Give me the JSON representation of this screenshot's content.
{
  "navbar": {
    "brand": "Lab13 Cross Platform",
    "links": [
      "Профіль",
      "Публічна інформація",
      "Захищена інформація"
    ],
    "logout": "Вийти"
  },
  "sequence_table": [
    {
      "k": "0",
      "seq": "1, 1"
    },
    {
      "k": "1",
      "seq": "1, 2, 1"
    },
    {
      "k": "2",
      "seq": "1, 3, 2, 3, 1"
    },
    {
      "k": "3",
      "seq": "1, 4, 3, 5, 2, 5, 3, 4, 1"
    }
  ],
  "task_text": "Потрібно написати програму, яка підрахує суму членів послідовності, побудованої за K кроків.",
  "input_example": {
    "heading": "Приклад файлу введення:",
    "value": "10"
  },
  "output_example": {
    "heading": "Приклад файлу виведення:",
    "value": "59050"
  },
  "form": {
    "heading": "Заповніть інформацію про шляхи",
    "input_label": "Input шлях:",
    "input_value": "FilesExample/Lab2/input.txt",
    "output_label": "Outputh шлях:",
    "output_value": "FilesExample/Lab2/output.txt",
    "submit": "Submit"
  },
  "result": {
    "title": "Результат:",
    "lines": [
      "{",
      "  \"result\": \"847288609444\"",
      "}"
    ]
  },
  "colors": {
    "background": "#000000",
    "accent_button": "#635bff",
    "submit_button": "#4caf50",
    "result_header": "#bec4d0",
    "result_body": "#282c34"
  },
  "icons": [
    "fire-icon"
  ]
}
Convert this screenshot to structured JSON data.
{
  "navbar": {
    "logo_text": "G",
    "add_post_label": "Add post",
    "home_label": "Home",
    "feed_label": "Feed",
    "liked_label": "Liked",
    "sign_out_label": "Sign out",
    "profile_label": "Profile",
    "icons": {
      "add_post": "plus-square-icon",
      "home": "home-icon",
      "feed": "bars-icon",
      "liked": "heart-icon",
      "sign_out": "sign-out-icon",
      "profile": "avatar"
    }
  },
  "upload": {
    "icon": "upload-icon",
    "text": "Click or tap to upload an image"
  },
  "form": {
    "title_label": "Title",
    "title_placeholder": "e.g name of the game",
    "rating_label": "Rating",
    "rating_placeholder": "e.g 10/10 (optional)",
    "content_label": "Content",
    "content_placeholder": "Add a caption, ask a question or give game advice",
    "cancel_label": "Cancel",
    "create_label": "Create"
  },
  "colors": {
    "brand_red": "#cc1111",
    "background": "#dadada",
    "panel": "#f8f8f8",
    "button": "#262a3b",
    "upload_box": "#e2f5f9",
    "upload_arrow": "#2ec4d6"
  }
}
*-*-*
Retype every entry above, word for word.

## Response below
Give me the JSON representation of this screenshot's content.
{
  "navbar": {
    "brand": "Lab13 Cross Platform",
    "links": [
      "Профіль",
      "Публічна інформація",
      "Захищена інформація"
    ],
    "logout": "Вийти"
  },
  "sequence_table": [
    {
      "k": "0",
      "seq": "1, 1"
    },
    {
      "k": "1",
      "seq": "1, 2, 1"
    },
    {
      "k": "2",
      "seq": "1, 3, 2, 3, 1"
    },
    {
      "k": "3",
      "seq": "1, 4, 3, 5, 2, 5, 3, 4, 1"
    }
  ],
  "task_text": "Потрібно написати програму, яка підрахує суму членів послідовності, побудованої за K кроків.",
  "input_example": {
    "heading": "Приклад файлу введення:",
    "value": "10"
  },
  "output_example": {
    "heading": "Приклад файлу виведення:",
    "value": "59050"
  },
  "form": {
    "heading": "Заповніть інформацію про шляхи",
    "input_label": "Input шлях:",
    "input_value": "FilesExample/Lab2/input.txt",
    "output_label": "Outputh шлях:",
    "output_value": "FilesExample/Lab2/output.txt",
    "submit": "Submit"
  },
  "result": {
    "title": "Результат:",
    "lines": [
      "{",
      "  \"result\": \"847288609444\"",
      "}"
    ]
  },
  "colors": {
    "background": "#000000",
    "accent_button": "#635bff",
    "submit_button": "#4caf50",
    "result_header": "#bec4d0",
    "result_body": "#282c34"
  },
  "icons": [
    "fire-icon"
  ]
}
Convert this screenshot to structured JSON data.
{
  "navbar": {
    "logo_text": "G",
    "add_post_label": "Add post",
    "home_label": "Home",
    "feed_label": "Feed",
    "liked_label": "Liked",
    "sign_out_label": "Sign out",
    "profile_label": "Profile",
    "icons": {
      "add_post": "plus-square-icon",
      "home": "home-icon",
      "feed": "bars-icon",
      "liked": "heart-icon",
      "sign_out": "sign-out-icon",
      "profile": "avatar"
    }
  },
  "upload": {
    "icon": "upload-icon",
    "text": "Click or tap to upload an image"
  },
  "form": {
    "title_label": "Title",
    "title_placeholder": "e.g name of the game",
    "rating_label": "Rating",
    "rating_placeholder": "e.g 10/10 (optional)",
    "content_label": "Content",
    "content_placeholder": "Add a caption, ask a question or give game advice",
    "cancel_label": "Cancel",
    "create_label": "Create"
  },
  "colors": {
    "brand_red": "#cc1111",
    "background": "#dadada",
    "panel": "#f8f8f8",
    "button": "#262a3b",
    "upload_box": "#e2f5f9",
    "upload_arrow": "#2ec4d6"
  }
}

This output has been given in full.